• Extrait choisi

========================

On s'y croit,on s'y voit...et puis ...on se dit..."non c'est pas possible",mais on continue!il y a des choses exactes,d'autres monstrueuses..."non!!on ne peut pas penser ça!et puis...pourquoi pas?
en tout cas c'est un livre qu'on a plaisir à lire jusqu'au bout!
Voilà un roman que je n'avais pas envie de lire à cause de son titre, un peu trop fantastique à mon goût (je n'adhère pas du tout au genre), mais le résumé mis en ligne sur le site de l'éditeur Gallimard, laissait présager autre chose qu'une évocation de l'univers de Welles. Détail intéressant, l'action se situe dans ma ville et qui plus est, dans mon quartier.
L'histoire est banale. Un couple de trentenaire, gentiment bobo, s'installe pour des raisons de commodité dans une petite maison tranquille au Mans. L'ennui s'installe progressivement dans la vie de ce couple malgré l'arrivée d'une petite fille. Le narrateur, voulant mettre un peu de piment dans son quotidien, se joint à un groupe de voisins qui zonent la nuit pour protéger leur quartier du vandalisme.

========================

Données extraites
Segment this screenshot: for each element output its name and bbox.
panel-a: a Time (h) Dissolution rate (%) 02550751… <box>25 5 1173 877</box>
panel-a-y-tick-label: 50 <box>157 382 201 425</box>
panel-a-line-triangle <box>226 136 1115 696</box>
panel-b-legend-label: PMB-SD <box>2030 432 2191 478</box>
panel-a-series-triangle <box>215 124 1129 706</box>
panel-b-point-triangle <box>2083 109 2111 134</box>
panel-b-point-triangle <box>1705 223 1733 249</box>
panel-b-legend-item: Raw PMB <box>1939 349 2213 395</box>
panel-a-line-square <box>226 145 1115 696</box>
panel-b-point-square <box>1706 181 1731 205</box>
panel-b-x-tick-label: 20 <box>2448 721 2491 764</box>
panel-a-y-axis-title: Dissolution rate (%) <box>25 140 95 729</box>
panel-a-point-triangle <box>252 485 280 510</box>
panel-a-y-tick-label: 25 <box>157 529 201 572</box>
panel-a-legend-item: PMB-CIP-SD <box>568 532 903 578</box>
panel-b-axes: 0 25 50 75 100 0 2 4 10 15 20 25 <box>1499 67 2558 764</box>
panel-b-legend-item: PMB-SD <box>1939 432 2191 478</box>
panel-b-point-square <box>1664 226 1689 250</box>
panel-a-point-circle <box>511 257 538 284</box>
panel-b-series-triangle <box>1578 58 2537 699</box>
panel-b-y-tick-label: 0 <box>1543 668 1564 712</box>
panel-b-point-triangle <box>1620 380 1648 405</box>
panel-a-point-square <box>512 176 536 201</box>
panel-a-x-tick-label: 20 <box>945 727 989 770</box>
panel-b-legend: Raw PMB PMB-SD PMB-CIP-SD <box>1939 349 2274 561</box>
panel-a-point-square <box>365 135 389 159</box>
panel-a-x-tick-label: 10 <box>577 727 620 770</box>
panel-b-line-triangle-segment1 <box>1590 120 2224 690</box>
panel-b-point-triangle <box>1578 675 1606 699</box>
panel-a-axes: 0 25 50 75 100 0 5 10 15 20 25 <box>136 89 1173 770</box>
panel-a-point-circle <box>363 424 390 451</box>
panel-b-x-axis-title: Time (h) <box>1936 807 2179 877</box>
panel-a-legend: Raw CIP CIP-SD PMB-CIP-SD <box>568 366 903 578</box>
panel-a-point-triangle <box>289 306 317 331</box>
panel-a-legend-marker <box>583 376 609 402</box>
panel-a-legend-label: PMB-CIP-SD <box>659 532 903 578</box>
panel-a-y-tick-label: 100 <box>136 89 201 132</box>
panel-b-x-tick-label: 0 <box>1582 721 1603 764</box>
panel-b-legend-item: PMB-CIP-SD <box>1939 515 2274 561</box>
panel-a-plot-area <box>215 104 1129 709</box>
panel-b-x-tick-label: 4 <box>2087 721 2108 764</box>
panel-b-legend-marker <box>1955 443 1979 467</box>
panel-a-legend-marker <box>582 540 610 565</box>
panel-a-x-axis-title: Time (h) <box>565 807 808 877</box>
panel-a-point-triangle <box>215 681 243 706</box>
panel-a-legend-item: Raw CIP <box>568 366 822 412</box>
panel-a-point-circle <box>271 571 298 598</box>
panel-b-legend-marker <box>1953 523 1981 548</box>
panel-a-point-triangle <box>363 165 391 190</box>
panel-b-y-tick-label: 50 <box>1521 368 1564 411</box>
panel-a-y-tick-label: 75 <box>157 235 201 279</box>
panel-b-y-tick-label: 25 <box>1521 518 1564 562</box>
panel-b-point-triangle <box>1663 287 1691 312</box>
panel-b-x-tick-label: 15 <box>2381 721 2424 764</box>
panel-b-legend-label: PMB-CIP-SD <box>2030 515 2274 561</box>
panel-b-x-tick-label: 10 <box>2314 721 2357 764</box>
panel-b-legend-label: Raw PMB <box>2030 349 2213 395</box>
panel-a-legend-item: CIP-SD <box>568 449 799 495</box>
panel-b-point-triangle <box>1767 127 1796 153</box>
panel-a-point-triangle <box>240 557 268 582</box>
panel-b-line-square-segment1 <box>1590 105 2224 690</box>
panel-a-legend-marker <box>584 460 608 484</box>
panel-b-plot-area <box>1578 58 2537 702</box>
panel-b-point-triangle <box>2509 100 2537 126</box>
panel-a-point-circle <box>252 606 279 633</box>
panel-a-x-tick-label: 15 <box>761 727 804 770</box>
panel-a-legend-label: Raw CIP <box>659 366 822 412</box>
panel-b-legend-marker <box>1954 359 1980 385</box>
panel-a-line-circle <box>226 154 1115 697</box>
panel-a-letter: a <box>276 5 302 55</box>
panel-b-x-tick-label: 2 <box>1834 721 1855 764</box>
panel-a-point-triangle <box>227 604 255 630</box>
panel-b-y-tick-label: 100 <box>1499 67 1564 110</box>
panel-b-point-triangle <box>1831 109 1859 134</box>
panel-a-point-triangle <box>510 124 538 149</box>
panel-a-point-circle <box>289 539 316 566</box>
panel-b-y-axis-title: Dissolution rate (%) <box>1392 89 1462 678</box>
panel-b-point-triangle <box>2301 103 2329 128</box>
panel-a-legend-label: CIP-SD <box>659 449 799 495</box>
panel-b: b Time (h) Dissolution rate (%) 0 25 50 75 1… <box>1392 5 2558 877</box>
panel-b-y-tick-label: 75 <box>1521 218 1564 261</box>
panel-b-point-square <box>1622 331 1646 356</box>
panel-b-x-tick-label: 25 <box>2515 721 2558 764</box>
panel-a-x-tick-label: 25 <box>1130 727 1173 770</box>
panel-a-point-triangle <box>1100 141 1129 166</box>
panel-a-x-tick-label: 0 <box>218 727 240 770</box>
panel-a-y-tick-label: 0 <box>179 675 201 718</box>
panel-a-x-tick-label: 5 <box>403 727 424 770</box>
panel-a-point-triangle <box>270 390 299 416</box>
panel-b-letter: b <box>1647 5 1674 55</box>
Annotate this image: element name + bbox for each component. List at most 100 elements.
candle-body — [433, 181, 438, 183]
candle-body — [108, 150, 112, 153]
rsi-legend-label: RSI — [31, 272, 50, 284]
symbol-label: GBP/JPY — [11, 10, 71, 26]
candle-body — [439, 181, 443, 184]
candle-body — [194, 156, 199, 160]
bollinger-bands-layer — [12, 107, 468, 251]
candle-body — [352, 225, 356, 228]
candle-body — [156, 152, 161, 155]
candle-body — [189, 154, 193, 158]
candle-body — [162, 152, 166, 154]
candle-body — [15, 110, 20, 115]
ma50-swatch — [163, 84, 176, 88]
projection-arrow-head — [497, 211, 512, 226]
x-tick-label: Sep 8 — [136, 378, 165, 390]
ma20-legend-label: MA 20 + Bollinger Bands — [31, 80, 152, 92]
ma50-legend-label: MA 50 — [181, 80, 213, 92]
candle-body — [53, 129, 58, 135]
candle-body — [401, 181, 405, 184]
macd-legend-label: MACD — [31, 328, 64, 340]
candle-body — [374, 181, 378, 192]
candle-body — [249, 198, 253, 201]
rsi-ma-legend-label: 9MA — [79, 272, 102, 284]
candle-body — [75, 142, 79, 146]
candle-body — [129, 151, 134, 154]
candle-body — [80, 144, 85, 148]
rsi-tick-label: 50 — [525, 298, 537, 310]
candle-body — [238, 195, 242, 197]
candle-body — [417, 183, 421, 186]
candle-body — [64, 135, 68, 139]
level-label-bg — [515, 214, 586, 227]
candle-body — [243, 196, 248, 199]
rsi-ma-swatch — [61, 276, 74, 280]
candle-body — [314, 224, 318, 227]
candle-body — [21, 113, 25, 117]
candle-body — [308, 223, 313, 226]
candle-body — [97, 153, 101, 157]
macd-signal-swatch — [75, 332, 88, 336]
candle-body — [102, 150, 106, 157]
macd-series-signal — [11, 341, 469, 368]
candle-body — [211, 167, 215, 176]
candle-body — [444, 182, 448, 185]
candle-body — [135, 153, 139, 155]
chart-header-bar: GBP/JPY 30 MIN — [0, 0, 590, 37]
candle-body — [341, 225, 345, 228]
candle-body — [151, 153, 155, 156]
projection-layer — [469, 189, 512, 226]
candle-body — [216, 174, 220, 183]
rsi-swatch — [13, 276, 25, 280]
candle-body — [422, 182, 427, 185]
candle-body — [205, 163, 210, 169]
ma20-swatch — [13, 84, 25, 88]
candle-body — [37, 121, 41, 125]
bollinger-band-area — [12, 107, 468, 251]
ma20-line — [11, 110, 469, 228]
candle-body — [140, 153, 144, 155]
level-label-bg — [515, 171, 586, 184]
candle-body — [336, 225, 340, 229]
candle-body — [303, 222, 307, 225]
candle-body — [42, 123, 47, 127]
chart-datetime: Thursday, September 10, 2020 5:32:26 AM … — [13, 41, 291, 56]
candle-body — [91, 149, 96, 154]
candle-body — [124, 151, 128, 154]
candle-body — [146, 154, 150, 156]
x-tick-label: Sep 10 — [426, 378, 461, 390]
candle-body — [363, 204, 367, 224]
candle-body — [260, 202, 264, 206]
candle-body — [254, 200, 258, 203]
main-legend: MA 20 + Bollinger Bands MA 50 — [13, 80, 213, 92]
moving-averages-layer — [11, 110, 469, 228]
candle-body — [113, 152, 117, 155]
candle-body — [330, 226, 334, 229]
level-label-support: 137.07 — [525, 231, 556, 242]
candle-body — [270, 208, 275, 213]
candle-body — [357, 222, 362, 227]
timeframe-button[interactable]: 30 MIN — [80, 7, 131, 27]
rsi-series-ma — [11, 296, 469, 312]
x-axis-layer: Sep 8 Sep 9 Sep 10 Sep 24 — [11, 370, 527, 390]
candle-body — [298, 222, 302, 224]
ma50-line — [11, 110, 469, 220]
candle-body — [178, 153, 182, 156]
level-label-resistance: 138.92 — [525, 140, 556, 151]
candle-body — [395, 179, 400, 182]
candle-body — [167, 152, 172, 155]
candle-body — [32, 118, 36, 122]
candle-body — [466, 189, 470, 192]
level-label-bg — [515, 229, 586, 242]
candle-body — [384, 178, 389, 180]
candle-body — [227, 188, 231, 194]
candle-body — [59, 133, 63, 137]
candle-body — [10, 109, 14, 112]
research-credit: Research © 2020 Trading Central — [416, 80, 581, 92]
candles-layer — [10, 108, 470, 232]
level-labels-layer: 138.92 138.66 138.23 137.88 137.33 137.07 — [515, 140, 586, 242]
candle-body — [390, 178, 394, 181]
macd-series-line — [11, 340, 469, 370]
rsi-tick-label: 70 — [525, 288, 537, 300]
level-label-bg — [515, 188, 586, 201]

========================

• Travail demandé
1 – Répondez à ces questions d'après l'extrait :
(a) Pourquoi l'auteur du deuxième avis n'avait-il pas envie de lire le roman ?
(b) Où le résumé du roman a-t-il été mis en ligne ?
(c) Dans quelle ville le couple s'installe-t-il ?
2 – Poursuivez l'extrait sur le roman à partir de sa dernière phrase.
Les enregistrements ci-dessus n'ont aucun lien avec l'extrait.

• Corrigé
1 –
(a) À cause de son titre, un peu trop fantastique à son goût.
(b) Sur le site de l'éditeur Gallimard.
(c) Au Mans.

2 –
Et la chambre du titre me direz-vous? Elle existe bien sûr car notre héros va s'en servir pour voyager dans un futur ou un passé proche notamment pour assouvir un petit fantasme extra conjugal.
Au final, j'ai beaucoup apprécié la description de la vie de ces trentenaires. Benjamin Berton n'est pas un écrivain aimable, il parle sans fard, sans concession, avec la précision d'un entomologiste, montrant du doigt les vilaines petites choses, les rancoeurs. Son héros, qui est loin d'en être un, n'est pas vraiment sympathique, tout à tour méprisant, lâche, misanthrope, il se débat dans un quotidien qu'il exècre de plus en plus. Mais, malgré tout, on le suit dans son parcours grâce à une très belle écriture, car, ici, on a affaire à un vrai écrivain. On est très loin de Mme Pancol, plus près de Michel Houellebecq.
La lecture de ce livre est hautement recommandée pour la pertinence et l'acuité de ce portrait de la vie dans ce début de 21ème siècle.